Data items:

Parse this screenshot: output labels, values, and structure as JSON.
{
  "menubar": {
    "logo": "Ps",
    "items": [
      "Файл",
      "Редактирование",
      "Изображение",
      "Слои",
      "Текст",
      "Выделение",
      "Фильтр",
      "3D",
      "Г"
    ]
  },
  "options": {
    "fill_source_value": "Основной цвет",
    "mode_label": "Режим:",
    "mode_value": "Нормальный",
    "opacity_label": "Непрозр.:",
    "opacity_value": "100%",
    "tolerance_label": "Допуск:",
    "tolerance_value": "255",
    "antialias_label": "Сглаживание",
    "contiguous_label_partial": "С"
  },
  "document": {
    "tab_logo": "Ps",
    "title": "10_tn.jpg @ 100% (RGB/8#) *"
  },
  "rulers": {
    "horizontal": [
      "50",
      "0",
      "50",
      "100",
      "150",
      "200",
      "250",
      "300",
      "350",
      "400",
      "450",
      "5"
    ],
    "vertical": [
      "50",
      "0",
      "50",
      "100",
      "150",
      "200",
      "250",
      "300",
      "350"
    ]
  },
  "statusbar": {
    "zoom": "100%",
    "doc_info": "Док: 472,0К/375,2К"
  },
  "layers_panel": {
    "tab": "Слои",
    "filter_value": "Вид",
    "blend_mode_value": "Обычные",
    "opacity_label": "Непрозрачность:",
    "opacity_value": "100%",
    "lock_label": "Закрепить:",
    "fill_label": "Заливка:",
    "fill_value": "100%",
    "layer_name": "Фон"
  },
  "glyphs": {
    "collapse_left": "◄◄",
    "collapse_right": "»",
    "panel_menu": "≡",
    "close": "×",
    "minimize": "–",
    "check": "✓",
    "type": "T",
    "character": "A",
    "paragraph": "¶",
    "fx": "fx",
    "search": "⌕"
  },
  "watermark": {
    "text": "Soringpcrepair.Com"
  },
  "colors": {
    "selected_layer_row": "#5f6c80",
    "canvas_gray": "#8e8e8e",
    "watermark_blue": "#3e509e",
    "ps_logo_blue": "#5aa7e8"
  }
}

**TASK GOAL:**
Repeat every line of the records above exactly.

**EXERCISE RESPONSE:**
Parse this screenshot: output labels, values, and structure as JSON.
{
  "menubar": {
    "logo": "Ps",
    "items": [
      "Файл",
      "Редактирование",
      "Изображение",
      "Слои",
      "Текст",
      "Выделение",
      "Фильтр",
      "3D",
      "Г"
    ]
  },
  "options": {
    "fill_source_value": "Основной цвет",
    "mode_label": "Режим:",
    "mode_value": "Нормальный",
    "opacity_label": "Непрозр.:",
    "opacity_value": "100%",
    "tolerance_label": "Допуск:",
    "tolerance_value": "255",
    "antialias_label": "Сглаживание",
    "contiguous_label_partial": "С"
  },
  "document": {
    "tab_logo": "Ps",
    "title": "10_tn.jpg @ 100% (RGB/8#) *"
  },
  "rulers": {
    "horizontal": [
      "50",
      "0",
      "50",
      "100",
      "150",
      "200",
      "250",
      "300",
      "350",
      "400",
      "450",
      "5"
    ],
    "vertical": [
      "50",
      "0",
      "50",
      "100",
      "150",
      "200",
      "250",
      "300",
      "350"
    ]
  },
  "statusbar": {
    "zoom": "100%",
    "doc_info": "Док: 472,0К/375,2К"
  },
  "layers_panel": {
    "tab": "Слои",
    "filter_value": "Вид",
    "blend_mode_value": "Обычные",
    "opacity_label": "Непрозрачность:",
    "opacity_value": "100%",
    "lock_label": "Закрепить:",
    "fill_label": "Заливка:",
    "fill_value": "100%",
    "layer_name": "Фон"
  },
  "glyphs": {
    "collapse_left": "◄◄",
    "collapse_right": "»",
    "panel_menu": "≡",
    "close": "×",
    "minimize": "–",
    "check": "✓",
    "type": "T",
    "character": "A",
    "paragraph": "¶",
    "fx": "fx",
    "search": "⌕"
  },
  "watermark": {
    "text": "Soringpcrepair.Com"
  },
  "colors": {
    "selected_layer_row": "#5f6c80",
    "canvas_gray": "#8e8e8e",
    "watermark_blue": "#3e509e",
    "ps_logo_blue": "#5aa7e8"
  }
}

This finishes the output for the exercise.